§ **EXERCISE BRIEF**
Using the records below, please work out how many lines contain "décès"; answer with the number alone.

[Data extracted from a collection]

Start

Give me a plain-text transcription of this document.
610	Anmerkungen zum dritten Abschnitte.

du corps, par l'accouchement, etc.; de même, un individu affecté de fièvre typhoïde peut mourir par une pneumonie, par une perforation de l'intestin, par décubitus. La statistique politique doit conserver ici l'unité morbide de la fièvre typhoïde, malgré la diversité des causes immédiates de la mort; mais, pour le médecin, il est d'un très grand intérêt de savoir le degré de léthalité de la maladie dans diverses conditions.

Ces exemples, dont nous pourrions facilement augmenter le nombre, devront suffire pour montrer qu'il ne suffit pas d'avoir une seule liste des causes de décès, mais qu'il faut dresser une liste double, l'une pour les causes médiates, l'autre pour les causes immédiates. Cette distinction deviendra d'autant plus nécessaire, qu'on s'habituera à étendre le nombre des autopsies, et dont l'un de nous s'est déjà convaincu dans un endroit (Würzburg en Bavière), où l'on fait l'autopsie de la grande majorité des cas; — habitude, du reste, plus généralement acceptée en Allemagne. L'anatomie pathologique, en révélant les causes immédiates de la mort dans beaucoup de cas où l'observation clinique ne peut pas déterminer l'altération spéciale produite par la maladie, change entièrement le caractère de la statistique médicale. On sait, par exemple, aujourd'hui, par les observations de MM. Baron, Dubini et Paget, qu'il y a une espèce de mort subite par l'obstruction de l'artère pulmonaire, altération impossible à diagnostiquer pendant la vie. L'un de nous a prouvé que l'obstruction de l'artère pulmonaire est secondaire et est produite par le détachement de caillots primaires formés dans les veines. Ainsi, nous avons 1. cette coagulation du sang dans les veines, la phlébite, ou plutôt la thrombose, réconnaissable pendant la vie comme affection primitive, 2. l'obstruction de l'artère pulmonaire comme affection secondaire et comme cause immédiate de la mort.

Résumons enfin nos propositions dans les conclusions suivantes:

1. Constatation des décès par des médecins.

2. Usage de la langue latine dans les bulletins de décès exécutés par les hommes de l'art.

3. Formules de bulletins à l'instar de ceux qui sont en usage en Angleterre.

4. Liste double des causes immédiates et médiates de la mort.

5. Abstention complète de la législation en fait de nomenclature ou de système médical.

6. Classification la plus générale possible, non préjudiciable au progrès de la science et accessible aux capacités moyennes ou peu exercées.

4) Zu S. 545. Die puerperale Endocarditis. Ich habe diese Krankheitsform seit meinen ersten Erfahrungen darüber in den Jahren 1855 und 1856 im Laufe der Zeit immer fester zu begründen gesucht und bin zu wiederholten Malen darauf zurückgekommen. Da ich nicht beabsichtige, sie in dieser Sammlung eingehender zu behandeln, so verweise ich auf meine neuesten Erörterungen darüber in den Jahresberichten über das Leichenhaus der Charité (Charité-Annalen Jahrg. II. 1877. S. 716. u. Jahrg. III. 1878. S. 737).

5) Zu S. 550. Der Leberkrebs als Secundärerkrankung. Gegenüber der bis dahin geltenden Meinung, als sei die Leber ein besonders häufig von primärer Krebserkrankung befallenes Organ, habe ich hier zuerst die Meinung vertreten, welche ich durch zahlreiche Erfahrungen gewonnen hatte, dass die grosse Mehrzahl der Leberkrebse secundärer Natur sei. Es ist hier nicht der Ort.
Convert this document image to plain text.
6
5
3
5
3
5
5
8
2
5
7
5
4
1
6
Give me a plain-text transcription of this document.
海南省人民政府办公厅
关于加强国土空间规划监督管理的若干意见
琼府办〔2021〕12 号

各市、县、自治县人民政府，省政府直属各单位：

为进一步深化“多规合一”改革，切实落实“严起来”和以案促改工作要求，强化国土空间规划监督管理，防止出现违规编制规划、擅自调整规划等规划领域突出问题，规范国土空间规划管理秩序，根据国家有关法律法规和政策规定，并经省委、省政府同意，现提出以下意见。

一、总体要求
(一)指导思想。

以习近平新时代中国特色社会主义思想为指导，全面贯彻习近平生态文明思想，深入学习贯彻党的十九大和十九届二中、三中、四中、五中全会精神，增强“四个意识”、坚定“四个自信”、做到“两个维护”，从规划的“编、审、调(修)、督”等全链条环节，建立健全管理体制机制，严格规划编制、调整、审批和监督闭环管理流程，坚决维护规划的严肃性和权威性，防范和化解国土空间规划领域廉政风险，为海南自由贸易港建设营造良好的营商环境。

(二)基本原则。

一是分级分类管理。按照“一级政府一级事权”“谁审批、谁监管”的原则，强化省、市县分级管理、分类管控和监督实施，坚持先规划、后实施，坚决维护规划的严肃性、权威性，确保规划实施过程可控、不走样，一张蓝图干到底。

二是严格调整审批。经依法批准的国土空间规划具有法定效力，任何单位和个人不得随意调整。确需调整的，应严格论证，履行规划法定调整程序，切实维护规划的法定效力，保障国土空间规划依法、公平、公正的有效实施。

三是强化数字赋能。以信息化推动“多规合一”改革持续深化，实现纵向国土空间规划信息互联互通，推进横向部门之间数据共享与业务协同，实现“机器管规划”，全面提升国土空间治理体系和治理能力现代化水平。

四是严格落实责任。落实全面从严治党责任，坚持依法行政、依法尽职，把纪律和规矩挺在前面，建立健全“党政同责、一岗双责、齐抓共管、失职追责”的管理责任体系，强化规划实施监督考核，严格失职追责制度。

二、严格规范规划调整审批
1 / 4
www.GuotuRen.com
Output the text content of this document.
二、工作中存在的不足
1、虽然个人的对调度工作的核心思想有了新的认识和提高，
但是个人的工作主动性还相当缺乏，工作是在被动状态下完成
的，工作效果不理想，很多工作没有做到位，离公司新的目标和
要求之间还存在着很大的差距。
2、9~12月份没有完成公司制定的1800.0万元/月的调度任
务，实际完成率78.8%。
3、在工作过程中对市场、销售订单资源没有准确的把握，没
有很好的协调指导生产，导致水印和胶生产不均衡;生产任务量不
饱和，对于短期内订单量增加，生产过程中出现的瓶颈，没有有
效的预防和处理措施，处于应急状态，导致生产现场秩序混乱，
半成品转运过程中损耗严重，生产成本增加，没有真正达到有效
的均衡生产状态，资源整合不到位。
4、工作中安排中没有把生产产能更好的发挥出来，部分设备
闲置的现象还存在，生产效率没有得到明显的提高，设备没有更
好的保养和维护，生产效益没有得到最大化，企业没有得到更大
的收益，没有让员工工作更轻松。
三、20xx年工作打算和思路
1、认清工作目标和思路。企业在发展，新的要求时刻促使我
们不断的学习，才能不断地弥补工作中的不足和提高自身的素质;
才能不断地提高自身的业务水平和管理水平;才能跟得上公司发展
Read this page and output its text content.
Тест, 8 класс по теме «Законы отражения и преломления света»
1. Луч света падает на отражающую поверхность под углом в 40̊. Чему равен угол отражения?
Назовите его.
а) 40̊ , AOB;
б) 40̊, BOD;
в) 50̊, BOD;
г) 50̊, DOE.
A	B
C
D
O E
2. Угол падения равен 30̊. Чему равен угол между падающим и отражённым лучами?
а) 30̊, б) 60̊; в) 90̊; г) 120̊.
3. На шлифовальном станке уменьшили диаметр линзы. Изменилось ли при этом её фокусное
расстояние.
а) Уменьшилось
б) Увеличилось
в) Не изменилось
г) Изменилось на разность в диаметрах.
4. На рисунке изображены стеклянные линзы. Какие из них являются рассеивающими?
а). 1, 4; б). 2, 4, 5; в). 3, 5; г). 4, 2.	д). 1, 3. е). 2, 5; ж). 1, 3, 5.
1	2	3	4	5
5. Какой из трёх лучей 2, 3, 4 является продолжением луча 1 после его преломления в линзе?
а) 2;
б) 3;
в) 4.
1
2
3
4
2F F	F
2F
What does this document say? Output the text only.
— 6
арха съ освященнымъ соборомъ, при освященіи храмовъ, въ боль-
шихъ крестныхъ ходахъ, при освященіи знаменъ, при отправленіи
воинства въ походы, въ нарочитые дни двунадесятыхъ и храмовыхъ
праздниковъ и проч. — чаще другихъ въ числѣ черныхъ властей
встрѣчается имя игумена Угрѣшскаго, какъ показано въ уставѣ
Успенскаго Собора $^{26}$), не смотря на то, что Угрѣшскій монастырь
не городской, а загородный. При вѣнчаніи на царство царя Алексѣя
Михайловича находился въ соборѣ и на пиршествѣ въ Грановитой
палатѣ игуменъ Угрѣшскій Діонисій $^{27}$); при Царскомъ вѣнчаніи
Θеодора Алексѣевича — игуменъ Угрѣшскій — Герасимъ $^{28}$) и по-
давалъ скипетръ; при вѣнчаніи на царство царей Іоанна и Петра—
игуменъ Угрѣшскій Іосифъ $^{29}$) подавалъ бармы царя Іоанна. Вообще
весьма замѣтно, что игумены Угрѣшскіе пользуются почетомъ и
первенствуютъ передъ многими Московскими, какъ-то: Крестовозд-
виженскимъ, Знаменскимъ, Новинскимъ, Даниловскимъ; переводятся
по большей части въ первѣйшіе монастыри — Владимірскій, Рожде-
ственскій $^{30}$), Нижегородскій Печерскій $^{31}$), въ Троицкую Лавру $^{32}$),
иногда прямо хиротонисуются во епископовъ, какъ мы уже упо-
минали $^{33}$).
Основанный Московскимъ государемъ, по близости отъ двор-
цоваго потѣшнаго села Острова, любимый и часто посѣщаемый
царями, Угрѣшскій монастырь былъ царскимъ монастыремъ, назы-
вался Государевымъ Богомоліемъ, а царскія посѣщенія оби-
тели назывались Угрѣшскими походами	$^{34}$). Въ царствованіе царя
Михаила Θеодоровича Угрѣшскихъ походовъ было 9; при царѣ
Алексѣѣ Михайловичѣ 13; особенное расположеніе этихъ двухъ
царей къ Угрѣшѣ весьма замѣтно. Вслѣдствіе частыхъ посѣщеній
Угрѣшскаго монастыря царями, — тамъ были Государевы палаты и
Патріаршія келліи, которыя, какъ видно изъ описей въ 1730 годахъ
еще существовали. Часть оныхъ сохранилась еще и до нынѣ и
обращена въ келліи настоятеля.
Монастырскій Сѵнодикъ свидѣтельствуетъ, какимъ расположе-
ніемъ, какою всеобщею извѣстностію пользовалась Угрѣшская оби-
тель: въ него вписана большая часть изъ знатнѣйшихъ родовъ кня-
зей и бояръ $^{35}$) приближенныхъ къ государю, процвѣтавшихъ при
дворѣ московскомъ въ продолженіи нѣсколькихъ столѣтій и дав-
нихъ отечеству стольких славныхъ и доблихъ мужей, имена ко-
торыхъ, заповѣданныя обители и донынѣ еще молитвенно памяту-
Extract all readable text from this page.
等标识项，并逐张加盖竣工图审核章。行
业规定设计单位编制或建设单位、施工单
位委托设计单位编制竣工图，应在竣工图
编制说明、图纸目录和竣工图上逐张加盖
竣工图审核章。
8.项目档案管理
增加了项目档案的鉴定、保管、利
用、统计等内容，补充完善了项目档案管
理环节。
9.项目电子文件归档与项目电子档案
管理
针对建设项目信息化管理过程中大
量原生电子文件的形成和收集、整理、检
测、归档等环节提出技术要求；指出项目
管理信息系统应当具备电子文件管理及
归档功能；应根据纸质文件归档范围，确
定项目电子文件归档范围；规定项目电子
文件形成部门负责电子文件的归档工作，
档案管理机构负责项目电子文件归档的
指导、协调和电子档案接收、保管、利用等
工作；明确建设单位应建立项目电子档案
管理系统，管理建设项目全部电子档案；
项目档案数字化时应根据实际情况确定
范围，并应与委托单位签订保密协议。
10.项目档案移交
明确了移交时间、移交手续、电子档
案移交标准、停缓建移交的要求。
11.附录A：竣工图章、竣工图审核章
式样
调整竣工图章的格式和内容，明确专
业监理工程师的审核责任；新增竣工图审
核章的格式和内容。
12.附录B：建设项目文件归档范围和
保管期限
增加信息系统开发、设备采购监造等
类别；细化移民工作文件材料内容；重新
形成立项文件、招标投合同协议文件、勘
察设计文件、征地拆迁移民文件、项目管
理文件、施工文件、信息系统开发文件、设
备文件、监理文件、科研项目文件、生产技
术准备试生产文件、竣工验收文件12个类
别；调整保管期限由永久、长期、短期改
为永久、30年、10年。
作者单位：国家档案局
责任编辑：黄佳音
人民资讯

End

§ **TASK RESULT**
3